• **STATED TASK**
All entries must be extracted exactly, with nothing added or dropped.

• **RECORDS SHOWN**
★ ★ ★

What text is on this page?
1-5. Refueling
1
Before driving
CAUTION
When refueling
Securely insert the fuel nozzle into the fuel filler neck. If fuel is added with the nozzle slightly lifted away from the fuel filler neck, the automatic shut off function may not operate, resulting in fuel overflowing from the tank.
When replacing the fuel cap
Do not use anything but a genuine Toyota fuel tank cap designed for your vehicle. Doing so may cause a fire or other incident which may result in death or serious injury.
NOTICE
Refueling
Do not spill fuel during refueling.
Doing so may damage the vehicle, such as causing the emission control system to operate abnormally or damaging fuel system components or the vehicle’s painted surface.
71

★ ★ ★

• **RESULT FOR THIS EXERCISE**
What text is on this page?
1-5. Refueling
1
Before driving
CAUTION
When refueling
Securely insert the fuel nozzle into the fuel filler neck. If fuel is added with the nozzle slightly lifted away from the fuel filler neck, the automatic shut off function may not operate, resulting in fuel overflowing from the tank.
When replacing the fuel cap
Do not use anything but a genuine Toyota fuel tank cap designed for your vehicle. Doing so may cause a fire or other incident which may result in death or serious injury.
NOTICE
Refueling
Do not spill fuel during refueling.
Doing so may damage the vehicle, such as causing the emission control system to operate abnormally or damaging fuel system components or the vehicle’s painted surface.
71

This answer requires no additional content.